§ Stated goal
Copy out, from the entries below, each line holding the string "JSON".

Dataset excerpts:

================================

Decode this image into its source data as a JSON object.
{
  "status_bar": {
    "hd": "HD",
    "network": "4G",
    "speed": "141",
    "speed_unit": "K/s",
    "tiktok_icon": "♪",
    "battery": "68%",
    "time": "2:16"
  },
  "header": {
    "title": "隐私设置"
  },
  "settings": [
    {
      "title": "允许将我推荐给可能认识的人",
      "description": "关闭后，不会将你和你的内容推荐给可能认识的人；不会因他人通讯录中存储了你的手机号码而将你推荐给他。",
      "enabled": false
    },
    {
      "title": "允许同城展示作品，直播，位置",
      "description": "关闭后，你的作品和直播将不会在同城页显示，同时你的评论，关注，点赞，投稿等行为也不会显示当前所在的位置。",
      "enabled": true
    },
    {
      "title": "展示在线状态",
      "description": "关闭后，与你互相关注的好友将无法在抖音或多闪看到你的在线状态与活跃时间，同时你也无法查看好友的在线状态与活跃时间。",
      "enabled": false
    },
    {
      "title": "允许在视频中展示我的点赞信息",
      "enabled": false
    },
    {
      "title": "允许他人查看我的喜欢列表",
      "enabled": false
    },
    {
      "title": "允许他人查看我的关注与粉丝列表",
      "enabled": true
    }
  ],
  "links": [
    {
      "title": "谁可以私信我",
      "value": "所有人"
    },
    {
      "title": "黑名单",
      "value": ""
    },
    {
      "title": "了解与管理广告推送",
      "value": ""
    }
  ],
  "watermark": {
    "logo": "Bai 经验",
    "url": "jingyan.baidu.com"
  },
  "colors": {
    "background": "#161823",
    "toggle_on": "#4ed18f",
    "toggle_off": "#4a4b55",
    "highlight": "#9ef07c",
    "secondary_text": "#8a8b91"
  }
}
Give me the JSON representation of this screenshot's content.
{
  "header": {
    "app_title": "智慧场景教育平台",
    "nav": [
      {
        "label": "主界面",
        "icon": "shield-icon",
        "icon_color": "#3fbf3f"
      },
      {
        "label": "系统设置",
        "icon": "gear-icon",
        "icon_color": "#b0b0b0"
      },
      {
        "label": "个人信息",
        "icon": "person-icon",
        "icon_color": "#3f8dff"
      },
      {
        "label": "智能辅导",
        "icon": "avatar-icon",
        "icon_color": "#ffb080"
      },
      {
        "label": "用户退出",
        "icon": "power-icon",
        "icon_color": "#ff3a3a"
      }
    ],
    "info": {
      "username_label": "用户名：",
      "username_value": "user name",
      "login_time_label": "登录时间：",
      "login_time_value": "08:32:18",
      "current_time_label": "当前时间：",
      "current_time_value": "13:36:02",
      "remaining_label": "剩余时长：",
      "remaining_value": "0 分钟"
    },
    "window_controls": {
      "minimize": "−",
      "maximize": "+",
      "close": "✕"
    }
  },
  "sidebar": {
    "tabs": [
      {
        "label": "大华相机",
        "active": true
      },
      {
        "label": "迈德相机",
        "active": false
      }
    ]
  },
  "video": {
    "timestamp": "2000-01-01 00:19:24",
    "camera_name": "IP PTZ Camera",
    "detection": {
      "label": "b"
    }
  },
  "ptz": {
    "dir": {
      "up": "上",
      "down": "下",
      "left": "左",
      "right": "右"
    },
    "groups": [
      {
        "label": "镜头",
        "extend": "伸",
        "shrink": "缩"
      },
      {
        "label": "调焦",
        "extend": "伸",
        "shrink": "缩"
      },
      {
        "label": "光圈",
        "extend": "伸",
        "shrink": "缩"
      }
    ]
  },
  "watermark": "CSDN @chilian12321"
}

================================

§ Result for this exercise
Decode this image into its source data as a JSON object.
Give me the JSON representation of this screenshot's content.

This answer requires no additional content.